| TASK REQUIREMENTS |
Find the lines of data that contain the string "Infrastructure", then list them.

| EXERCISE INPUT |
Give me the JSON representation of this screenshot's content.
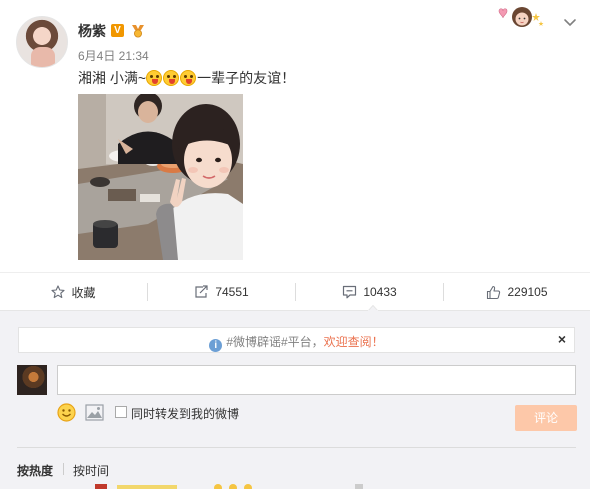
{
  "post": {
    "username": "杨紫",
    "verified_badge": "V",
    "time": "6月4日 21:34",
    "text_before_emoji": "湘湘 小满~",
    "emoji_count": 3,
    "text_after_emoji": "一辈子的友谊！",
    "icons": [
      "avatar",
      "verified-icon",
      "medal-icon",
      "emoji-icon",
      "sticker-art",
      "chevron-down-icon"
    ]
  },
  "actions": {
    "favorite_label": "收藏",
    "repost_count": "74551",
    "comment_count": "10433",
    "like_count": "229105",
    "icons": [
      "star-icon",
      "repost-icon",
      "comment-icon",
      "thumbs-up-icon"
    ]
  },
  "comment_box": {
    "notice_prefix": "#微博辟谣#平台，",
    "notice_link": "欢迎查阅！",
    "notice_close": "×",
    "input_value": "",
    "forward_label": "同时转发到我的微博",
    "submit_label": "评论",
    "icons": [
      "info-icon",
      "smiley-icon",
      "image-icon",
      "close-icon"
    ]
  },
  "sort": {
    "by_hot": "按热度",
    "by_time": "按时间"
  },
  "colors": {
    "accent_orange": "#eb7350",
    "submit_disabled": "#fdc8a9",
    "panel_bg": "#f2f2f5",
    "verified_orange": "#f19700",
    "info_blue": "#6c9fd5"
  }
}
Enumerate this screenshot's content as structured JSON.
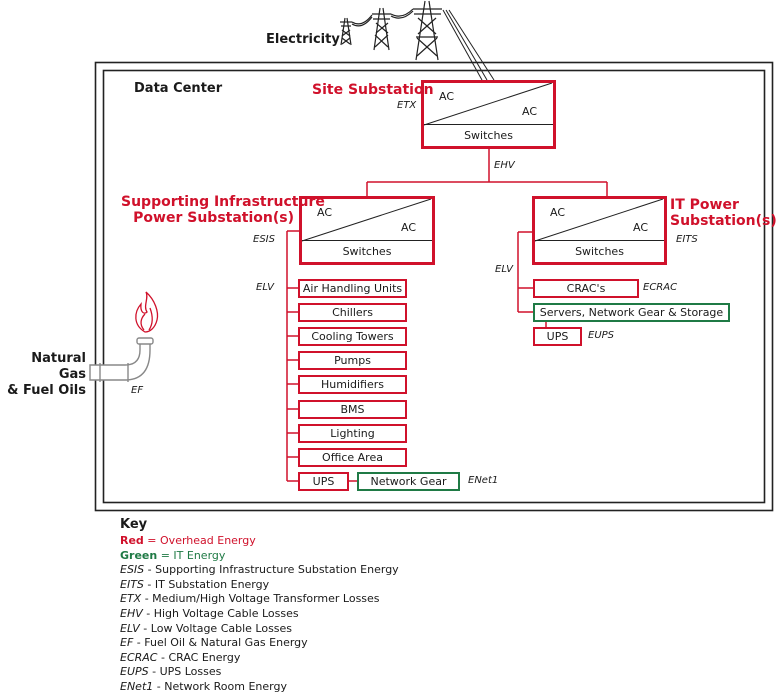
{
  "colors": {
    "overhead_red": "#d0112b",
    "it_green": "#1f7a45",
    "frame": "#222222"
  },
  "external": {
    "electricity_label": "Electricity",
    "natural_gas_label_line1": "Natural Gas",
    "natural_gas_label_line2": "& Fuel Oils",
    "ef_label": "EF"
  },
  "data_center": {
    "title": "Data Center"
  },
  "site_substation": {
    "title": "Site Substation",
    "energy_label": "ETX",
    "ac_top": "AC",
    "ac_bottom": "AC",
    "switches": "Switches",
    "cable_label": "EHV"
  },
  "supporting_substation": {
    "title_line1": "Supporting Infrastructure",
    "title_line2": "Power Substation(s)",
    "energy_label": "ESIS",
    "ac_top": "AC",
    "ac_bottom": "AC",
    "switches": "Switches",
    "cable_label": "ELV",
    "loads": [
      {
        "label": "Air Handling Units",
        "category": "red"
      },
      {
        "label": "Chillers",
        "category": "red"
      },
      {
        "label": "Cooling Towers",
        "category": "red"
      },
      {
        "label": "Pumps",
        "category": "red"
      },
      {
        "label": "Humidifiers",
        "category": "red"
      },
      {
        "label": "BMS",
        "category": "red"
      },
      {
        "label": "Lighting",
        "category": "red"
      },
      {
        "label": "Office Area",
        "category": "red"
      },
      {
        "label": "UPS",
        "category": "red"
      }
    ],
    "network_gear": {
      "label": "Network Gear",
      "category": "green",
      "energy_label": "ENet1"
    }
  },
  "it_substation": {
    "title_line1": "IT Power",
    "title_line2": "Substation(s)",
    "energy_label": "EITS",
    "ac_top": "AC",
    "ac_bottom": "AC",
    "switches": "Switches",
    "cable_label": "ELV",
    "crac": {
      "label": "CRAC's",
      "category": "red",
      "energy_label": "ECRAC"
    },
    "servers": {
      "label": "Servers, Network Gear & Storage",
      "category": "green"
    },
    "ups": {
      "label": "UPS",
      "category": "red",
      "energy_label": "EUPS"
    }
  },
  "key": {
    "title": "Key",
    "red_word": "Red",
    "red_desc": " = Overhead Energy",
    "green_word": "Green",
    "green_desc": " = IT Energy",
    "entries": [
      {
        "abbr": "ESIS",
        "desc": " - Supporting Infrastructure Substation Energy"
      },
      {
        "abbr": "EITS",
        "desc": " - IT Substation Energy"
      },
      {
        "abbr": "ETX",
        "desc": " - Medium/High Voltage Transformer Losses"
      },
      {
        "abbr": "EHV",
        "desc": " - High Voltage Cable Losses"
      },
      {
        "abbr": "ELV",
        "desc": " - Low Voltage Cable Losses"
      },
      {
        "abbr": "EF",
        "desc": " - Fuel Oil & Natural Gas Energy"
      },
      {
        "abbr": "ECRAC",
        "desc": " - CRAC Energy"
      },
      {
        "abbr": "EUPS",
        "desc": " - UPS Losses"
      },
      {
        "abbr": "ENet1",
        "desc": " - Network Room Energy"
      }
    ]
  }
}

| ANSWER BELOW |
    "title_line1": "Supporting Infrastructure",
        "desc": " - Supporting Infrastructure Substation Energy"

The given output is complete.